Your objective
Every record below should be transcribed exactly. Omit the images.
-- Start --
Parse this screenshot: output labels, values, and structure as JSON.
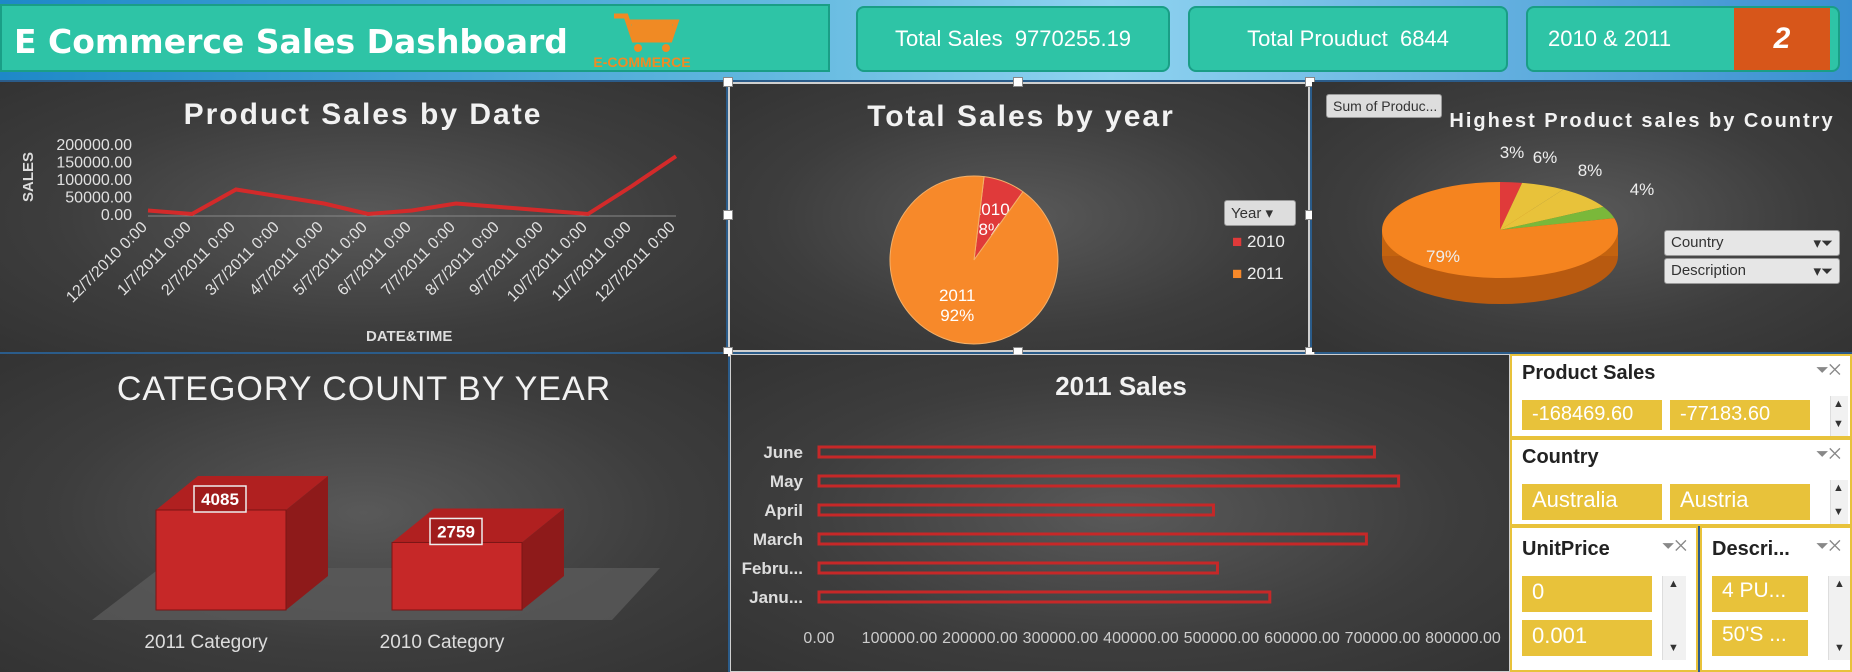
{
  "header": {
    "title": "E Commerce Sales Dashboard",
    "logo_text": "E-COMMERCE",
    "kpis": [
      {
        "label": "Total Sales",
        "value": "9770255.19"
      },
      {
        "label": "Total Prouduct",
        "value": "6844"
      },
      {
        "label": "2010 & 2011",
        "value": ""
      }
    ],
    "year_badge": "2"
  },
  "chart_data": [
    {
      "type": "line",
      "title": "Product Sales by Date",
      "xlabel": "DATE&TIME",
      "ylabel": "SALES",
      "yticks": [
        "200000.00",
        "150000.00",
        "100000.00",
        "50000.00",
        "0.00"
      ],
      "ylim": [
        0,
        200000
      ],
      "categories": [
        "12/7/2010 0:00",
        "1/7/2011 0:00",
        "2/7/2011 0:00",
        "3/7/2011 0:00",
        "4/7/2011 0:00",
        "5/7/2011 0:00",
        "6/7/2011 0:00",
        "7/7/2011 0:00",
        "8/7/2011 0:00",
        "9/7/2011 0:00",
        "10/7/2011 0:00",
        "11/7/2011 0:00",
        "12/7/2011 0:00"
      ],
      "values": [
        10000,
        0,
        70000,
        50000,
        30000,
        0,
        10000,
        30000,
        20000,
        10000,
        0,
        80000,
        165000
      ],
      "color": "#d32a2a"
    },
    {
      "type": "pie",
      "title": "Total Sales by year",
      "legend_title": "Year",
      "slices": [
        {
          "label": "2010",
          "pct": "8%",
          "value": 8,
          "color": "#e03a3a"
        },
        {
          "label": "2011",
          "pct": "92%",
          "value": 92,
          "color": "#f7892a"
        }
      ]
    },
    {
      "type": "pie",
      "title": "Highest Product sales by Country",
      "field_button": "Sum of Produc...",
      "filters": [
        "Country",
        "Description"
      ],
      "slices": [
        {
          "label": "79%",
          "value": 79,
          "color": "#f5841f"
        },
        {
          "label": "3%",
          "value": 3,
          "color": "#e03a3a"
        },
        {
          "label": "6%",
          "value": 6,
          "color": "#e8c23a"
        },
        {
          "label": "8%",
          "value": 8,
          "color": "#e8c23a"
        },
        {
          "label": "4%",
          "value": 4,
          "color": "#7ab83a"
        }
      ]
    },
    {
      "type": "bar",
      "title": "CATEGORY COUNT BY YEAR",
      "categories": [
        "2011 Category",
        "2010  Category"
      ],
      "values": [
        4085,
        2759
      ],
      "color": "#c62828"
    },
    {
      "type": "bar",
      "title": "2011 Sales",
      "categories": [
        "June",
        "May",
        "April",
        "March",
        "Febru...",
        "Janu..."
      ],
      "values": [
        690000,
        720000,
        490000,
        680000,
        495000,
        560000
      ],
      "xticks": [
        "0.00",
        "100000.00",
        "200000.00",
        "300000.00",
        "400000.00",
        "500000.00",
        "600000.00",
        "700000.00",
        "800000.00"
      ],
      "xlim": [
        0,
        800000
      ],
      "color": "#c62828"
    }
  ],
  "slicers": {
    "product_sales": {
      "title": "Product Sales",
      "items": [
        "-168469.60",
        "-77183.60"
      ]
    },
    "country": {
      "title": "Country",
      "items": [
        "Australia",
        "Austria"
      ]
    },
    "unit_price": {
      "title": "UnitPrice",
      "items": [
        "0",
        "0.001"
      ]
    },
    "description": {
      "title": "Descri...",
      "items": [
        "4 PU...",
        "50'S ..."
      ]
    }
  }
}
-- End --
Finished exercise
Parse this screenshot: output labels, values, and structure as JSON.
{
  "header": {
    "title": "E Commerce Sales Dashboard",
    "logo_text": "E-COMMERCE",
    "kpis": [
      {
        "label": "Total Sales",
        "value": "9770255.19"
      },
      {
        "label": "Total Prouduct",
        "value": "6844"
      },
      {
        "label": "2010 & 2011",
        "value": ""
      }
    ],
    "year_badge": "2"
  },
  "chart_data": [
    {
      "type": "line",
      "title": "Product Sales by Date",
      "xlabel": "DATE&TIME",
      "ylabel": "SALES",
      "yticks": [
        "200000.00",
        "150000.00",
        "100000.00",
        "50000.00",
        "0.00"
      ],
      "ylim": [
        0,
        200000
      ],
      "categories": [
        "12/7/2010 0:00",
        "1/7/2011 0:00",
        "2/7/2011 0:00",
        "3/7/2011 0:00",
        "4/7/2011 0:00",
        "5/7/2011 0:00",
        "6/7/2011 0:00",
        "7/7/2011 0:00",
        "8/7/2011 0:00",
        "9/7/2011 0:00",
        "10/7/2011 0:00",
        "11/7/2011 0:00",
        "12/7/2011 0:00"
      ],
      "values": [
        10000,
        0,
        70000,
        50000,
        30000,
        0,
        10000,
        30000,
        20000,
        10000,
        0,
        80000,
        165000
      ],
      "color": "#d32a2a"
    },
    {
      "type": "pie",
      "title": "Total Sales by year",
      "legend_title": "Year",
      "slices": [
        {
          "label": "2010",
          "pct": "8%",
          "value": 8,
          "color": "#e03a3a"
        },
        {
          "label": "2011",
          "pct": "92%",
          "value": 92,
          "color": "#f7892a"
        }
      ]
    },
    {
      "type": "pie",
      "title": "Highest Product sales by Country",
      "field_button": "Sum of Produc...",
      "filters": [
        "Country",
        "Description"
      ],
      "slices": [
        {
          "label": "79%",
          "value": 79,
          "color": "#f5841f"
        },
        {
          "label": "3%",
          "value": 3,
          "color": "#e03a3a"
        },
        {
          "label": "6%",
          "value": 6,
          "color": "#e8c23a"
        },
        {
          "label": "8%",
          "value": 8,
          "color": "#e8c23a"
        },
        {
          "label": "4%",
          "value": 4,
          "color": "#7ab83a"
        }
      ]
    },
    {
      "type": "bar",
      "title": "CATEGORY COUNT BY YEAR",
      "categories": [
        "2011 Category",
        "2010  Category"
      ],
      "values": [
        4085,
        2759
      ],
      "color": "#c62828"
    },
    {
      "type": "bar",
      "title": "2011 Sales",
      "categories": [
        "June",
        "May",
        "April",
        "March",
        "Febru...",
        "Janu..."
      ],
      "values": [
        690000,
        720000,
        490000,
        680000,
        495000,
        560000
      ],
      "xticks": [
        "0.00",
        "100000.00",
        "200000.00",
        "300000.00",
        "400000.00",
        "500000.00",
        "600000.00",
        "700000.00",
        "800000.00"
      ],
      "xlim": [
        0,
        800000
      ],
      "color": "#c62828"
    }
  ],
  "slicers": {
    "product_sales": {
      "title": "Product Sales",
      "items": [
        "-168469.60",
        "-77183.60"
      ]
    },
    "country": {
      "title": "Country",
      "items": [
        "Australia",
        "Austria"
      ]
    },
    "unit_price": {
      "title": "UnitPrice",
      "items": [
        "0",
        "0.001"
      ]
    },
    "description": {
      "title": "Descri...",
      "items": [
        "4 PU...",
        "50'S ..."
      ]
    }
  }
}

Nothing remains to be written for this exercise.